INSTRUCTIONS TO FOLLOW: Each entry below is to be given again word for word, with no pictures.

Raw records
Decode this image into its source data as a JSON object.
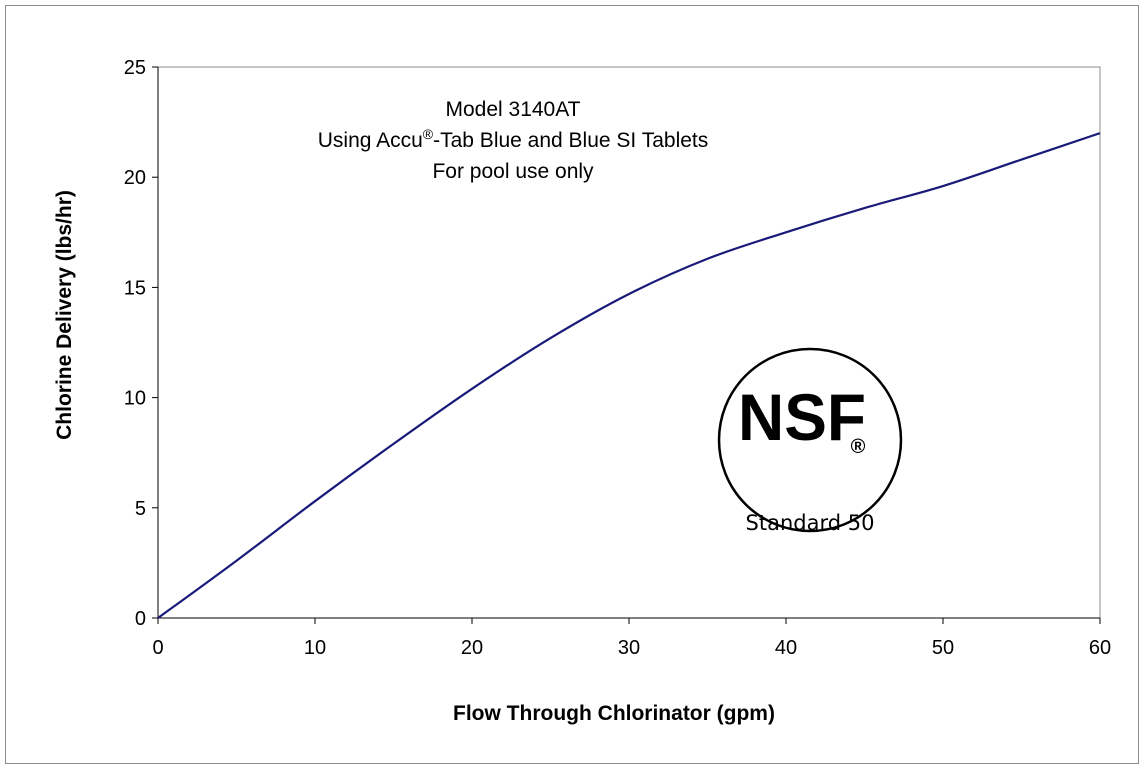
{
  "chart_data": {
    "type": "line",
    "title": "",
    "annotation_lines": [
      "Model 3140AT",
      "Using Accu",
      "®",
      "-Tab Blue and Blue SI Tablets",
      "For pool use only"
    ],
    "xlabel": "Flow Through Chlorinator (gpm)",
    "ylabel": "Chlorine Delivery (lbs/hr)",
    "xlim": [
      0,
      60
    ],
    "ylim": [
      0,
      25
    ],
    "x_ticks": [
      "0",
      "10",
      "20",
      "30",
      "40",
      "50",
      "60"
    ],
    "y_ticks": [
      "0",
      "5",
      "10",
      "15",
      "20",
      "25"
    ],
    "grid": false,
    "legend": "none",
    "series": [
      {
        "color": "#1a1a7a",
        "x": [
          0,
          5,
          10,
          15,
          20,
          25,
          30,
          35,
          40,
          45,
          50,
          55,
          60
        ],
        "y": [
          0,
          2.6,
          5.3,
          7.9,
          10.4,
          12.7,
          14.7,
          16.3,
          17.5,
          18.6,
          19.6,
          20.8,
          22.0
        ]
      }
    ]
  },
  "logo": {
    "name": "NSF",
    "mark": "NSF",
    "registered": "®",
    "caption": "Standard 50"
  }
}
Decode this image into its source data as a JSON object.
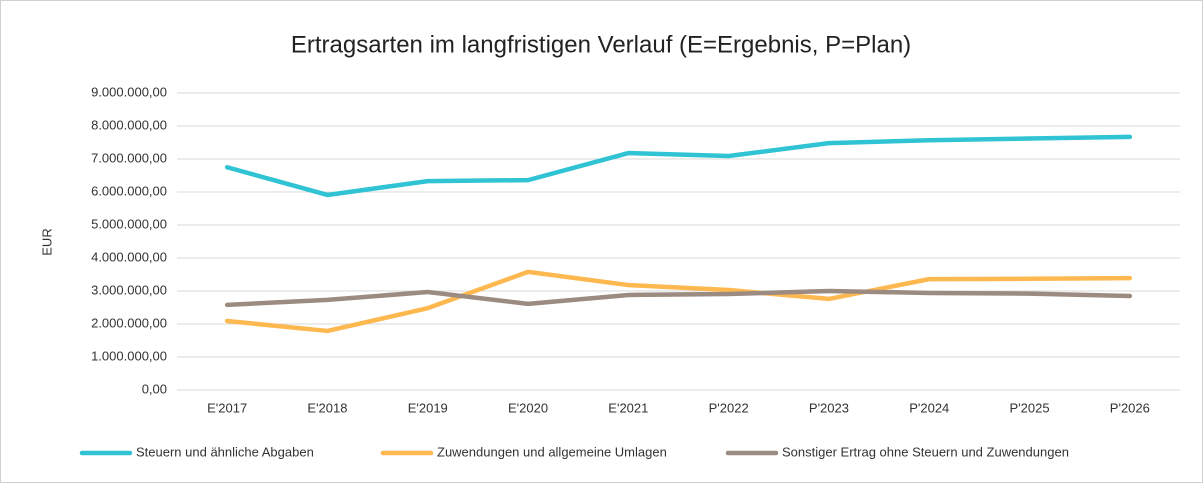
{
  "chart_data": {
    "type": "line",
    "title": "Ertragsarten im langfristigen Verlauf (E=Ergebnis, P=Plan)",
    "y_label": "EUR",
    "categories": [
      "E'2017",
      "E'2018",
      "E'2019",
      "E'2020",
      "E'2021",
      "P'2022",
      "P'2023",
      "P'2024",
      "P'2025",
      "P'2026"
    ],
    "series": [
      {
        "name": "Steuern und ähnliche Abgaben",
        "color": "#2fc3d4",
        "values": [
          6750000,
          5910000,
          6330000,
          6360000,
          7180000,
          7090000,
          7480000,
          7570000,
          7620000,
          7670000
        ]
      },
      {
        "name": "Zuwendungen und allgemeine Umlagen",
        "color": "#fdb84f",
        "values": [
          2090000,
          1790000,
          2480000,
          3580000,
          3180000,
          3030000,
          2760000,
          3360000,
          3370000,
          3390000
        ]
      },
      {
        "name": "Sonstiger Ertrag ohne Steuern und Zuwendungen",
        "color": "#9c8b80",
        "values": [
          2580000,
          2730000,
          2970000,
          2610000,
          2880000,
          2910000,
          3000000,
          2940000,
          2920000,
          2850000
        ]
      }
    ],
    "ylim": [
      0,
      9000000
    ],
    "yticks": [
      {
        "value": 0,
        "label": "0,00"
      },
      {
        "value": 1000000,
        "label": "1.000.000,00"
      },
      {
        "value": 2000000,
        "label": "2.000.000,00"
      },
      {
        "value": 3000000,
        "label": "3.000.000,00"
      },
      {
        "value": 4000000,
        "label": "4.000.000,00"
      },
      {
        "value": 5000000,
        "label": "5.000.000,00"
      },
      {
        "value": 6000000,
        "label": "6.000.000,00"
      },
      {
        "value": 7000000,
        "label": "7.000.000,00"
      },
      {
        "value": 8000000,
        "label": "8.000.000,00"
      },
      {
        "value": 9000000,
        "label": "9.000.000,00"
      }
    ],
    "grid": true,
    "legend": "bottom"
  }
}
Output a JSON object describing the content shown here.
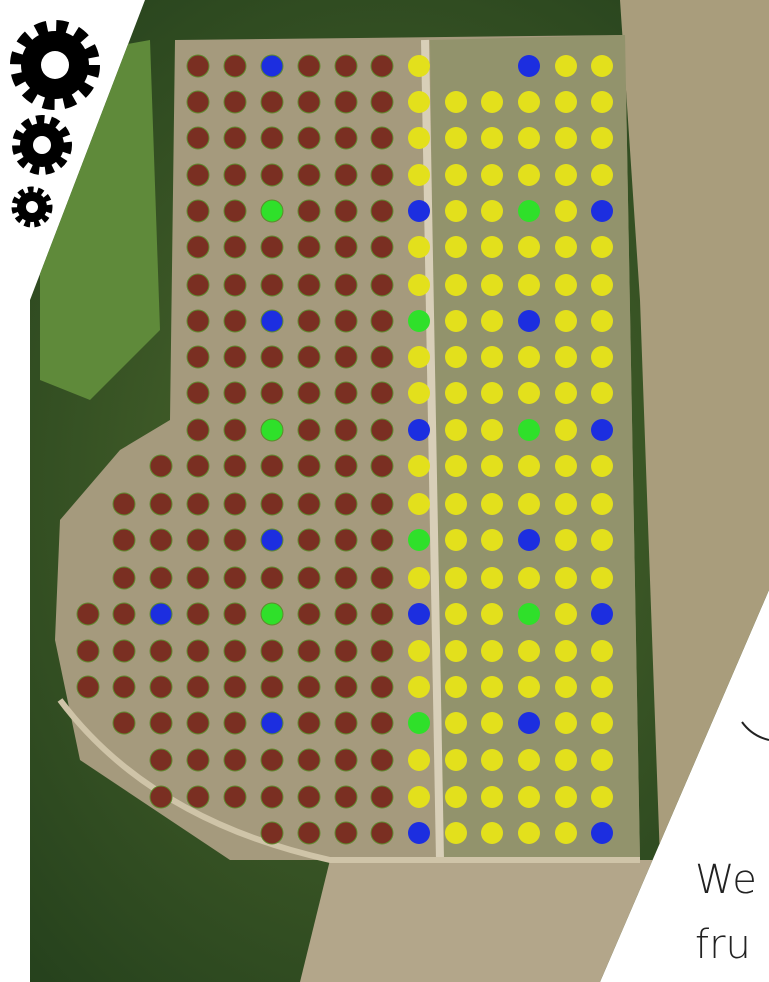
{
  "annotation": {
    "lines": [
      "We",
      "fru"
    ]
  }
}
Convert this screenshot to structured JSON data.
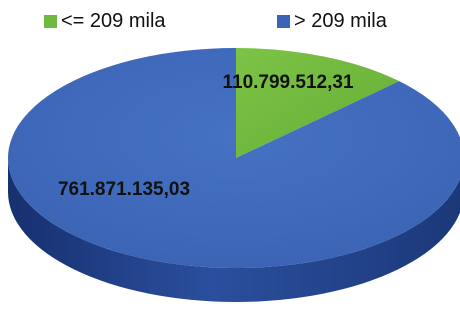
{
  "chart_data": {
    "type": "pie",
    "categories": [
      "<= 209 mila",
      "> 209 mila"
    ],
    "values": [
      110799512.31,
      761871135.03
    ],
    "data_labels": [
      "110.799.512,31",
      "761.871.135,03"
    ],
    "colors": [
      "#70b83f",
      "#3b64b5"
    ],
    "style": "3d",
    "legend_position": "top"
  }
}
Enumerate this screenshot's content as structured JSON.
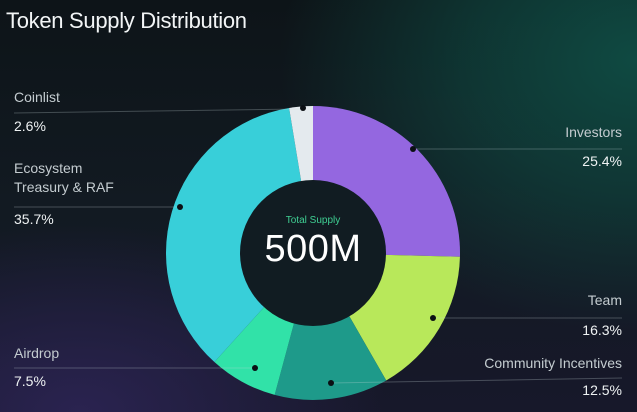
{
  "title": "Token Supply Distribution",
  "center": {
    "label": "Total Supply",
    "value": "500M"
  },
  "chart_data": {
    "type": "pie",
    "subtype": "donut",
    "title": "Token Supply Distribution",
    "center_label": "Total Supply",
    "center_value": "500M",
    "start_angle": "12 o'clock, clockwise",
    "categories": [
      "Investors",
      "Team",
      "Community Incentives",
      "Airdrop",
      "Ecosystem Treasury & RAF",
      "Coinlist"
    ],
    "values": [
      25.4,
      16.3,
      12.5,
      7.5,
      35.7,
      2.6
    ],
    "value_labels": [
      "25.4%",
      "16.3%",
      "12.5%",
      "7.5%",
      "35.7%",
      "2.6%"
    ],
    "colors": [
      "#9467e0",
      "#b8e85a",
      "#1e9a8a",
      "#31e2a8",
      "#38cfd9",
      "#e4eaee"
    ],
    "legend_position": "callout labels around chart"
  },
  "labels": {
    "coinlist": {
      "name": "Coinlist",
      "pct": "2.6%"
    },
    "ecosystem": {
      "name_line1": "Ecosystem",
      "name_line2": "Treasury & RAF",
      "pct": "35.7%"
    },
    "airdrop": {
      "name": "Airdrop",
      "pct": "7.5%"
    },
    "investors": {
      "name": "Investors",
      "pct": "25.4%"
    },
    "team": {
      "name": "Team",
      "pct": "16.3%"
    },
    "community": {
      "name": "Community Incentives",
      "pct": "12.5%"
    }
  }
}
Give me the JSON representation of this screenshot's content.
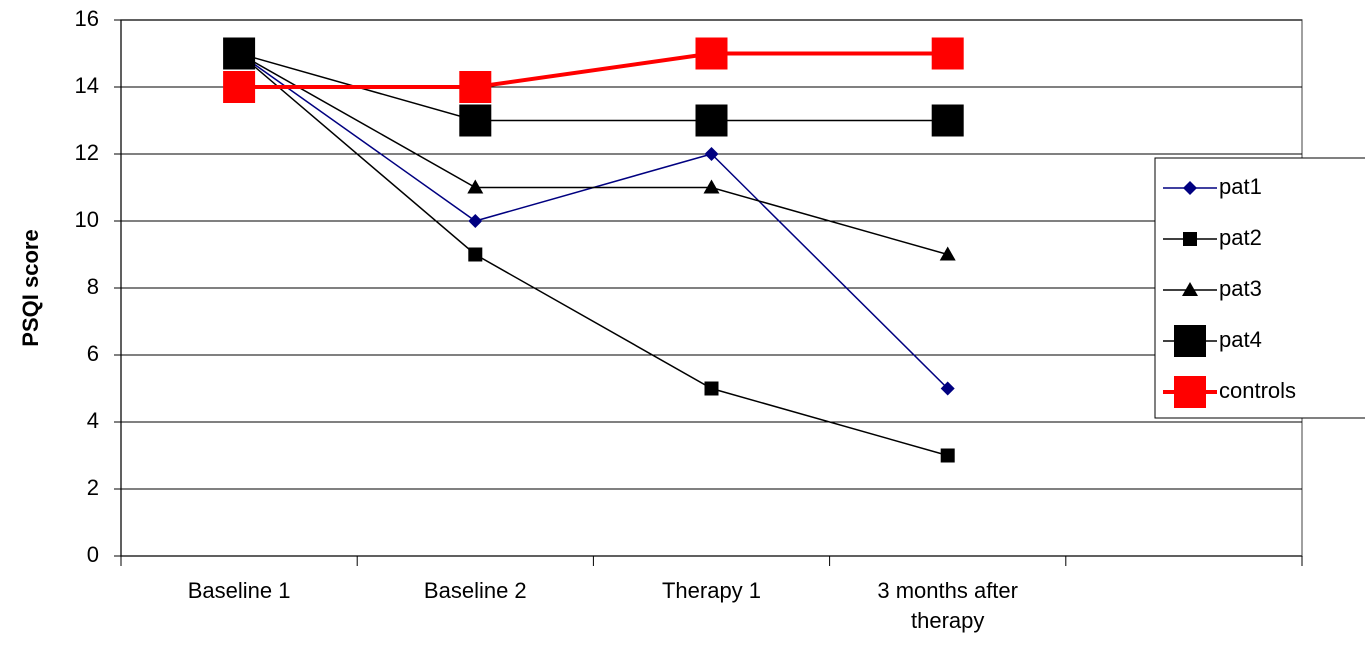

TASK ANSWER:
Decode this image into its source data as a JSON object.
{
  "chart_data": {
    "type": "line",
    "title": "",
    "annotation_lines": [
      "Model 3140AT",
      "Using Accu",
      "®",
      "-Tab Blue and Blue SI Tablets",
      "For pool use only"
    ],
    "xlabel": "Flow Through Chlorinator (gpm)",
    "ylabel": "Chlorine Delivery (lbs/hr)",
    "xlim": [
      0,
      60
    ],
    "ylim": [
      0,
      25
    ],
    "x_ticks": [
      "0",
      "10",
      "20",
      "30",
      "40",
      "50",
      "60"
    ],
    "y_ticks": [
      "0",
      "5",
      "10",
      "15",
      "20",
      "25"
    ],
    "grid": false,
    "legend": "none",
    "series": [
      {
        "color": "#1a1a7a",
        "x": [
          0,
          5,
          10,
          15,
          20,
          25,
          30,
          35,
          40,
          45,
          50,
          55,
          60
        ],
        "y": [
          0,
          2.6,
          5.3,
          7.9,
          10.4,
          12.7,
          14.7,
          16.3,
          17.5,
          18.6,
          19.6,
          20.8,
          22.0
        ]
      }
    ]
  },
  "logo": {
    "name": "NSF",
    "mark": "NSF",
    "registered": "®",
    "caption": "Standard 50"
  }
}
Decode this image into its source data as a JSON object.
{
  "chart_data": {
    "type": "line",
    "title": "Ertragsarten im langfristigen Verlauf (E=Ergebnis, P=Plan)",
    "y_label": "EUR",
    "categories": [
      "E'2017",
      "E'2018",
      "E'2019",
      "E'2020",
      "E'2021",
      "P'2022",
      "P'2023",
      "P'2024",
      "P'2025",
      "P'2026"
    ],
    "series": [
      {
        "name": "Steuern und ähnliche Abgaben",
        "color": "#2fc3d4",
        "values": [
          6750000,
          5910000,
          6330000,
          6360000,
          7180000,
          7090000,
          7480000,
          7570000,
          7620000,
          7670000
        ]
      },
      {
        "name": "Zuwendungen und allgemeine Umlagen",
        "color": "#fdb84f",
        "values": [
          2090000,
          1790000,
          2480000,
          3580000,
          3180000,
          3030000,
          2760000,
          3360000,
          3370000,
          3390000
        ]
      },
      {
        "name": "Sonstiger Ertrag ohne Steuern und Zuwendungen",
        "color": "#9c8b80",
        "values": [
          2580000,
          2730000,
          2970000,
          2610000,
          2880000,
          2910000,
          3000000,
          2940000,
          2920000,
          2850000
        ]
      }
    ],
    "ylim": [
      0,
      9000000
    ],
    "yticks": [
      {
        "value": 0,
        "label": "0,00"
      },
      {
        "value": 1000000,
        "label": "1.000.000,00"
      },
      {
        "value": 2000000,
        "label": "2.000.000,00"
      },
      {
        "value": 3000000,
        "label": "3.000.000,00"
      },
      {
        "value": 4000000,
        "label": "4.000.000,00"
      },
      {
        "value": 5000000,
        "label": "5.000.000,00"
      },
      {
        "value": 6000000,
        "label": "6.000.000,00"
      },
      {
        "value": 7000000,
        "label": "7.000.000,00"
      },
      {
        "value": 8000000,
        "label": "8.000.000,00"
      },
      {
        "value": 9000000,
        "label": "9.000.000,00"
      }
    ],
    "grid": true,
    "legend": "bottom"
  }
}
Output a JSON object describing the content shown here.
{
  "annotation": {
    "lines": [
      "We",
      "fru"
    ]
  }
}
Convert this screenshot to structured JSON data.
{
  "chart_data": {
    "type": "pie",
    "categories": [
      "<= 209 mila",
      "> 209 mila"
    ],
    "values": [
      110799512.31,
      761871135.03
    ],
    "data_labels": [
      "110.799.512,31",
      "761.871.135,03"
    ],
    "colors": [
      "#70b83f",
      "#3b64b5"
    ],
    "style": "3d",
    "legend_position": "top"
  }
}
Enumerate this screenshot's content as structured JSON.
{
  "title": "Token Supply Distribution",
  "center": {
    "label": "Total Supply",
    "value": "500M"
  },
  "chart_data": {
    "type": "pie",
    "subtype": "donut",
    "title": "Token Supply Distribution",
    "center_label": "Total Supply",
    "center_value": "500M",
    "start_angle": "12 o'clock, clockwise",
    "categories": [
      "Investors",
      "Team",
      "Community Incentives",
      "Airdrop",
      "Ecosystem Treasury & RAF",
      "Coinlist"
    ],
    "values": [
      25.4,
      16.3,
      12.5,
      7.5,
      35.7,
      2.6
    ],
    "value_labels": [
      "25.4%",
      "16.3%",
      "12.5%",
      "7.5%",
      "35.7%",
      "2.6%"
    ],
    "colors": [
      "#9467e0",
      "#b8e85a",
      "#1e9a8a",
      "#31e2a8",
      "#38cfd9",
      "#e4eaee"
    ],
    "legend_position": "callout labels around chart"
  },
  "labels": {
    "coinlist": {
      "name": "Coinlist",
      "pct": "2.6%"
    },
    "ecosystem": {
      "name_line1": "Ecosystem",
      "name_line2": "Treasury & RAF",
      "pct": "35.7%"
    },
    "airdrop": {
      "name": "Airdrop",
      "pct": "7.5%"
    },
    "investors": {
      "name": "Investors",
      "pct": "25.4%"
    },
    "team": {
      "name": "Team",
      "pct": "16.3%"
    },
    "community": {
      "name": "Community Incentives",
      "pct": "12.5%"
    }
  }
}
Give me the JSON representation of this screenshot's content.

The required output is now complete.